___ LISTED RECORDS

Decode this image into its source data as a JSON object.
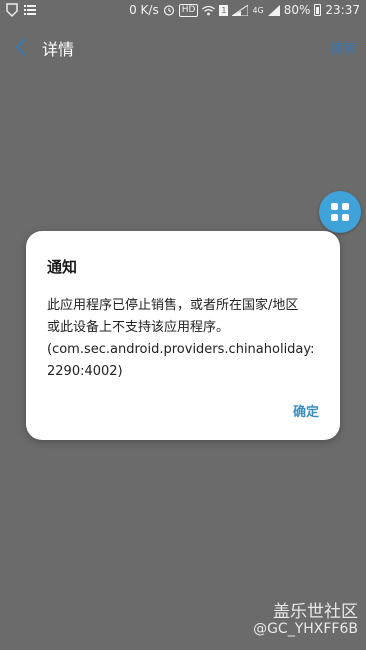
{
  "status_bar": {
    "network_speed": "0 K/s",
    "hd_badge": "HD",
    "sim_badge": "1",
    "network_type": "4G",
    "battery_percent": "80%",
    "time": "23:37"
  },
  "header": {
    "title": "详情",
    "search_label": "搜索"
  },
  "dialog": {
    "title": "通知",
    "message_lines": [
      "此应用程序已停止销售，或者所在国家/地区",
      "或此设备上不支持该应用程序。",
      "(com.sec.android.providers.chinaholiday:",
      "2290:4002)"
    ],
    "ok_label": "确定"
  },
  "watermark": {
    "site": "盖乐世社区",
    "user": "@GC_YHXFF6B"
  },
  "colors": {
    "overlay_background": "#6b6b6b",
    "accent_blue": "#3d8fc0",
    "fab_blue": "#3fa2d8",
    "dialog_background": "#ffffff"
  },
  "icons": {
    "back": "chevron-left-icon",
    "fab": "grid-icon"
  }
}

______
___ LISTED RECORDS

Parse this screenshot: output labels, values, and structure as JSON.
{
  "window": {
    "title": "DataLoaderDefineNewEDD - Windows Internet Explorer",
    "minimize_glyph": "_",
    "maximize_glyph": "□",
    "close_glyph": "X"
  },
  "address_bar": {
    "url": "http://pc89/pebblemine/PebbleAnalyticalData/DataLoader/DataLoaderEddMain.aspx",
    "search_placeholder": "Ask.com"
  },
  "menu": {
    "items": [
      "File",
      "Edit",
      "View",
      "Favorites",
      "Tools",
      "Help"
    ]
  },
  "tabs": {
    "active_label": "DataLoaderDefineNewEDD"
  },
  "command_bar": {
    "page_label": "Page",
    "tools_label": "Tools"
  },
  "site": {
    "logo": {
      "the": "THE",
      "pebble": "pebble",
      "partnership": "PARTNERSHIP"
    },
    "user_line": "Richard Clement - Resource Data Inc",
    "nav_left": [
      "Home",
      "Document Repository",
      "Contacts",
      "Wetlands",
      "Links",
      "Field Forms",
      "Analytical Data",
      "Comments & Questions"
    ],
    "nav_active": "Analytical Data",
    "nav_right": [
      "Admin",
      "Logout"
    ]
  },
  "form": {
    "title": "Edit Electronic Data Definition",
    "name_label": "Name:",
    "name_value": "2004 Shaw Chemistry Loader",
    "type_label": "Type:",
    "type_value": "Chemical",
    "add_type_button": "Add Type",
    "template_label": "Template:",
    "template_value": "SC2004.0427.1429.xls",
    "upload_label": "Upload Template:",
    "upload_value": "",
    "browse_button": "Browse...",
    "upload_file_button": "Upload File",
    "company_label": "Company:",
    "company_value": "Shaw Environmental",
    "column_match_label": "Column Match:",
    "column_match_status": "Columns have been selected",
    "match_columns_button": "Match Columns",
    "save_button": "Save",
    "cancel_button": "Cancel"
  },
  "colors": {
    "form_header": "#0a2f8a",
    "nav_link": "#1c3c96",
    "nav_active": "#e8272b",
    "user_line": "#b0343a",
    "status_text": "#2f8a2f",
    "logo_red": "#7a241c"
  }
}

______

**EXERCISE DIRECTIONS**
Gather from the data above every line with the string "title".

**FULL RESPONSE**
    "title": "详情",
    "title": "通知",
    "title": "DataLoaderDefineNewEDD - Windows Internet Explorer",
    "title": "Edit Electronic Data Definition",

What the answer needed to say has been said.